[Stored data entries]
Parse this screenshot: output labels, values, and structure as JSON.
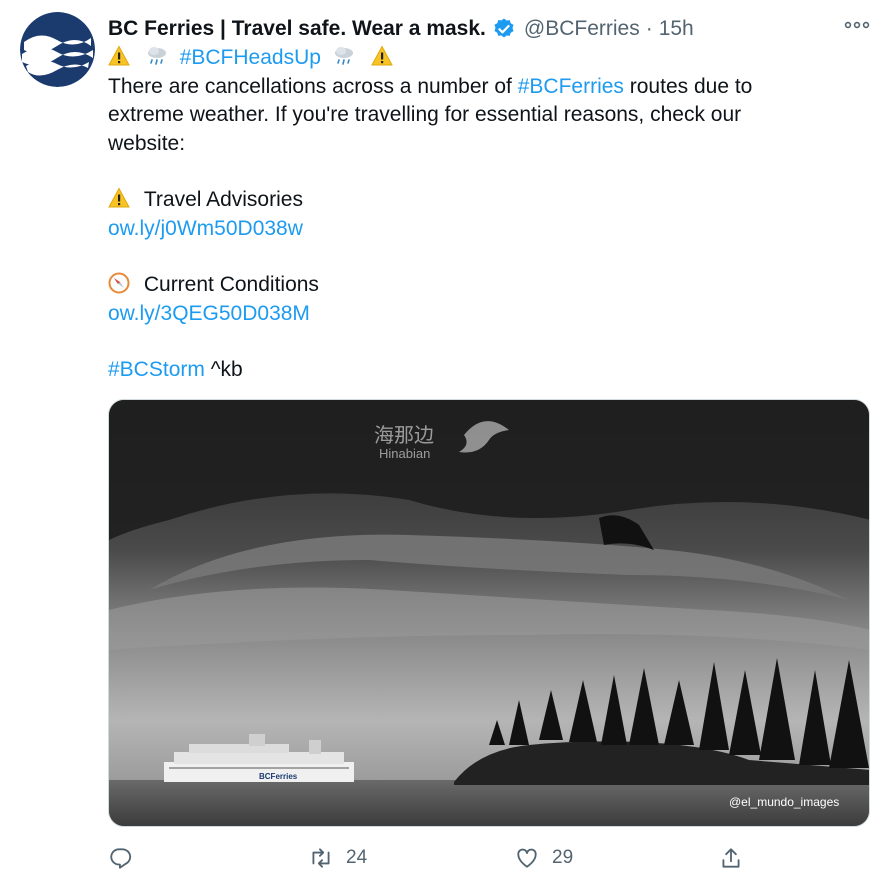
{
  "tweet": {
    "display_name": "BC Ferries | Travel safe. Wear a mask.",
    "handle": "@BCFerries",
    "separator": "·",
    "time": "15h",
    "hashtag_heads_up": "#BCFHeadsUp",
    "text_line1_pre": "There are cancellations across a number of ",
    "text_line1_tag": "#BCFerries",
    "text_line1_post": " routes due to",
    "text_line2": "extreme weather. If you're travelling for essential reasons, check our",
    "text_line3": "website:",
    "advisories_label": "Travel Advisories",
    "advisories_link": "ow.ly/j0Wm50D038w",
    "conditions_label": "Current Conditions",
    "conditions_link": "ow.ly/3QEG50D038M",
    "storm_tag": "#BCStorm",
    "signature": " ^kb"
  },
  "media": {
    "watermark_cn": "海那边",
    "watermark_en": "Hinabian",
    "credit": "@el_mundo_images",
    "ferry_label": "BCFerries"
  },
  "actions": {
    "reply_count": "",
    "retweet_count": "24",
    "like_count": "29"
  },
  "icons": [
    "warning-icon",
    "cloud-rain-icon",
    "compass-icon",
    "verified-badge-icon",
    "more-icon",
    "reply-icon",
    "retweet-icon",
    "like-icon",
    "share-icon"
  ],
  "colors": {
    "link": "#1d9bf0",
    "muted": "#536471",
    "brand": "#1b3b6f"
  }
}
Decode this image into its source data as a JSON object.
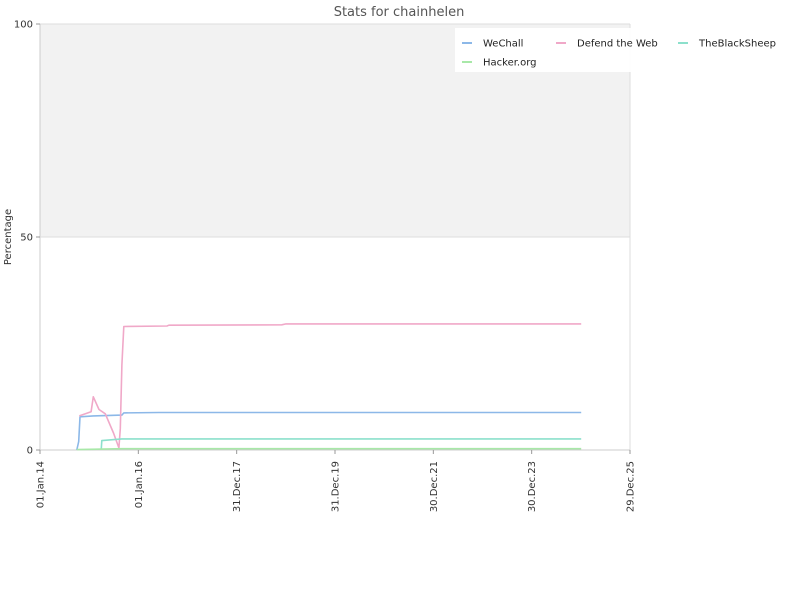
{
  "chart_data": {
    "type": "line",
    "title": "Stats for chainhelen",
    "xlabel": "",
    "ylabel": "Percentage",
    "ylim": [
      0,
      100
    ],
    "y_ticks": [
      0,
      50,
      100
    ],
    "x_tick_labels": [
      "01.Jan.14",
      "01.Jan.16",
      "31.Dec.17",
      "31.Dec.19",
      "30.Dec.21",
      "30.Dec.23",
      "29.Dec.25"
    ],
    "background_bands": [
      {
        "from": 50,
        "to": 100,
        "color": "#f2f2f2"
      }
    ],
    "legend_position": "top-right",
    "series": [
      {
        "name": "WeChall",
        "color": "#8cb8e8",
        "points": [
          [
            "2014-10-01",
            0
          ],
          [
            "2014-10-15",
            2
          ],
          [
            "2014-10-25",
            7.8
          ],
          [
            "2015-02-01",
            8.0
          ],
          [
            "2015-09-01",
            8.2
          ],
          [
            "2015-09-15",
            8.7
          ],
          [
            "2016-06-01",
            8.8
          ],
          [
            "2025-01-01",
            8.8
          ]
        ]
      },
      {
        "name": "Defend the Web",
        "color": "#f0a8c8",
        "points": [
          [
            "2014-10-20",
            8.0
          ],
          [
            "2015-01-15",
            9.0
          ],
          [
            "2015-02-01",
            12.5
          ],
          [
            "2015-03-15",
            9.5
          ],
          [
            "2015-05-01",
            8.5
          ],
          [
            "2015-07-01",
            4.0
          ],
          [
            "2015-08-10",
            0.5
          ],
          [
            "2015-08-20",
            5.0
          ],
          [
            "2015-09-01",
            20.0
          ],
          [
            "2015-09-15",
            29.0
          ],
          [
            "2016-08-01",
            29.1
          ],
          [
            "2016-08-15",
            29.3
          ],
          [
            "2018-12-01",
            29.4
          ],
          [
            "2019-01-01",
            29.6
          ],
          [
            "2025-01-01",
            29.6
          ]
        ]
      },
      {
        "name": "TheBlackSheep",
        "color": "#8ce0cc",
        "points": [
          [
            "2015-04-01",
            0.3
          ],
          [
            "2015-04-05",
            2.2
          ],
          [
            "2015-09-01",
            2.6
          ],
          [
            "2025-01-01",
            2.6
          ]
        ]
      },
      {
        "name": "Hacker.org",
        "color": "#a8e8a8",
        "points": [
          [
            "2014-10-01",
            0.1
          ],
          [
            "2015-09-01",
            0.3
          ],
          [
            "2025-01-01",
            0.3
          ]
        ]
      }
    ]
  }
}
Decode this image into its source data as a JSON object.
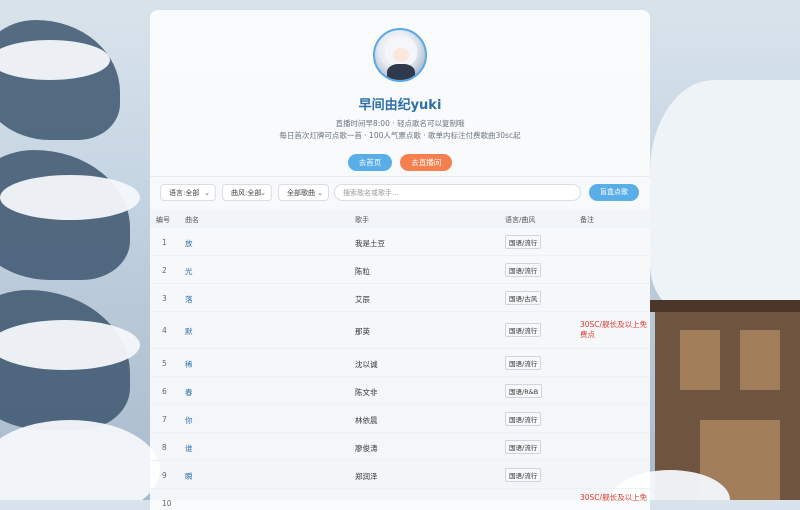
{
  "profile": {
    "name": "早间由纪yuki",
    "subtitle_line1": "直播时间早8:00 · 轻点歌名可以复制哦",
    "subtitle_line2": "每日首次灯牌可点歌一首 · 100人气票点歌 · 歌单内标注付费歌曲30sc起"
  },
  "buttons": {
    "home": "去首页",
    "live": "去直播间"
  },
  "filters": {
    "language": "语言:全部",
    "style": "曲风:全部",
    "category": "全部歌曲",
    "search_placeholder": "搜索歌名或歌手...",
    "random_button": "盲盒点歌"
  },
  "table": {
    "headers": {
      "number": "编号",
      "song": "曲名",
      "singer": "歌手",
      "lang_style": "语言/曲风",
      "note": "备注"
    },
    "rows": [
      {
        "no": "1",
        "song": "放",
        "singer": "我是土豆",
        "tag": "国语/流行",
        "note": ""
      },
      {
        "no": "2",
        "song": "光",
        "singer": "陈粒",
        "tag": "国语/流行",
        "note": ""
      },
      {
        "no": "3",
        "song": "落",
        "singer": "艾辰",
        "tag": "国语/古风",
        "note": ""
      },
      {
        "no": "4",
        "song": "默",
        "singer": "那英",
        "tag": "国语/流行",
        "note": "30SC/舰长及以上免费点"
      },
      {
        "no": "5",
        "song": "稀",
        "singer": "沈以诚",
        "tag": "国语/流行",
        "note": ""
      },
      {
        "no": "6",
        "song": "春",
        "singer": "陈文非",
        "tag": "国语/R&B",
        "note": ""
      },
      {
        "no": "7",
        "song": "你",
        "singer": "林依晨",
        "tag": "国语/流行",
        "note": ""
      },
      {
        "no": "8",
        "song": "谁",
        "singer": "廖俊涛",
        "tag": "国语/流行",
        "note": ""
      },
      {
        "no": "9",
        "song": "瞬",
        "singer": "郑润泽",
        "tag": "国语/流行",
        "note": ""
      },
      {
        "no": "10",
        "song": "",
        "singer": "",
        "tag": "",
        "note": "30SC/舰长及以上免"
      }
    ]
  },
  "colors": {
    "accent_blue": "#5aaee8",
    "accent_orange": "#f4804f",
    "title_blue": "#2f6fa8",
    "note_red": "#e0392c"
  }
}
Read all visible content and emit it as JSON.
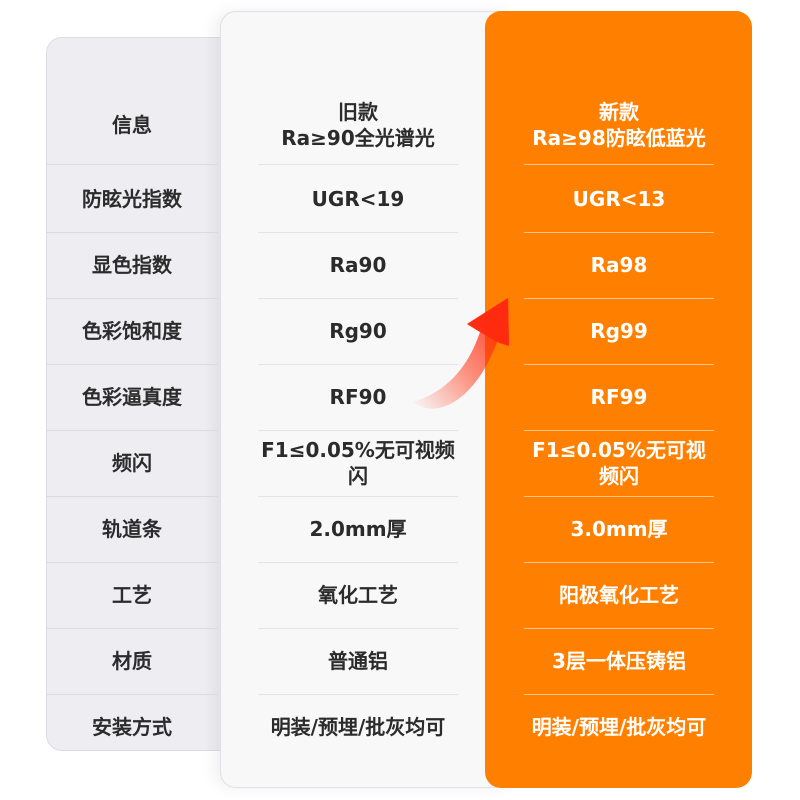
{
  "rows": [
    {
      "label": "信息",
      "old_line1": "旧款",
      "old_line2": "Ra≥90全光谱光",
      "new_line1": "新款",
      "new_line2": "Ra≥98防眩低蓝光"
    },
    {
      "label": "防眩光指数",
      "old": "UGR<19",
      "new": "UGR<13"
    },
    {
      "label": "显色指数",
      "old": "Ra90",
      "new": "Ra98"
    },
    {
      "label": "色彩饱和度",
      "old": "Rg90",
      "new": "Rg99"
    },
    {
      "label": "色彩逼真度",
      "old": "RF90",
      "new": "RF99"
    },
    {
      "label": "频闪",
      "old": "F1≤0.05%无可视频闪",
      "new": "F1≤0.05%无可视频闪"
    },
    {
      "label": "轨道条",
      "old": "2.0mm厚",
      "new": "3.0mm厚"
    },
    {
      "label": "工艺",
      "old": "氧化工艺",
      "new": "阳极氧化工艺"
    },
    {
      "label": "材质",
      "old": "普通铝",
      "new": "3层一体压铸铝"
    },
    {
      "label": "安装方式",
      "old": "明装/预埋/批灰均可",
      "new": "明装/预埋/批灰均可"
    }
  ],
  "colors": {
    "accent": "#ff8000",
    "label_bg": "#eeeef2",
    "old_bg": "#f8f8f9",
    "arrow": "#ff3b1a"
  },
  "icons": {
    "arrow": "upgrade-arrow-icon"
  }
}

◆ **WHAT IS EXPECTED**: Report back each line of the entries that holds the string "singer".

◆ **OUTPUT**:
      "singer": "歌手",
        "singer": "我是土豆",
        "singer": "陈粒",
        "singer": "艾辰",
        "singer": "那英",
        "singer": "沈以诚",
        "singer": "陈文非",
        "singer": "林依晨",
        "singer": "廖俊涛",
        "singer": "郑润泽",
        "singer": "",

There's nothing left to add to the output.